Objective:
Omit every picture and return the rest of the data unaltered.

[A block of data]
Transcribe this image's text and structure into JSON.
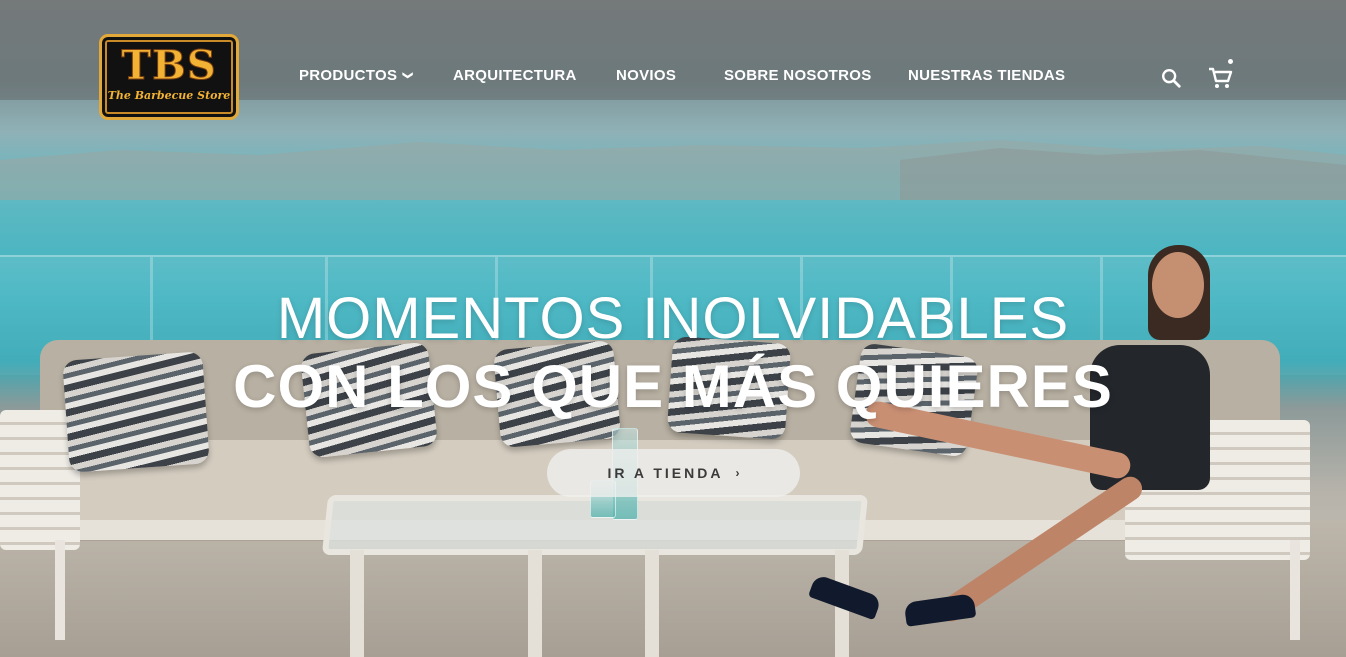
{
  "brand": {
    "logo_text": "TBS",
    "logo_subtitle": "The Barbecue Store",
    "colors": {
      "logo_gold": "#f2b233",
      "logo_bg": "#111111"
    }
  },
  "nav": {
    "items": [
      {
        "label": "PRODUCTOS",
        "has_dropdown": true
      },
      {
        "label": "ARQUITECTURA",
        "has_dropdown": false
      },
      {
        "label": "NOVIOS",
        "has_dropdown": false
      },
      {
        "label": "SOBRE NOSOTROS",
        "has_dropdown": false
      },
      {
        "label": "NUESTRAS TIENDAS",
        "has_dropdown": false
      }
    ],
    "dropdown_icon": "chevron-down-icon"
  },
  "header_icons": {
    "search": "search-icon",
    "cart": "cart-icon"
  },
  "hero": {
    "line1": "MOMENTOS INOLVIDABLES",
    "line2": "CON LOS QUE MÁS QUIERES",
    "cta_label": "IR A TIENDA",
    "cta_icon": "chevron-right-icon"
  }
}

Answer to this exercise:
Transcribe this image's text and structure into JSON.
{
  "brand": {
    "logo_text": "TBS",
    "logo_subtitle": "The Barbecue Store",
    "colors": {
      "logo_gold": "#f2b233",
      "logo_bg": "#111111"
    }
  },
  "nav": {
    "items": [
      {
        "label": "PRODUCTOS",
        "has_dropdown": true
      },
      {
        "label": "ARQUITECTURA",
        "has_dropdown": false
      },
      {
        "label": "NOVIOS",
        "has_dropdown": false
      },
      {
        "label": "SOBRE NOSOTROS",
        "has_dropdown": false
      },
      {
        "label": "NUESTRAS TIENDAS",
        "has_dropdown": false
      }
    ],
    "dropdown_icon": "chevron-down-icon"
  },
  "header_icons": {
    "search": "search-icon",
    "cart": "cart-icon"
  },
  "hero": {
    "line1": "MOMENTOS INOLVIDABLES",
    "line2": "CON LOS QUE MÁS QUIERES",
    "cta_label": "IR A TIENDA",
    "cta_icon": "chevron-right-icon"
  }
}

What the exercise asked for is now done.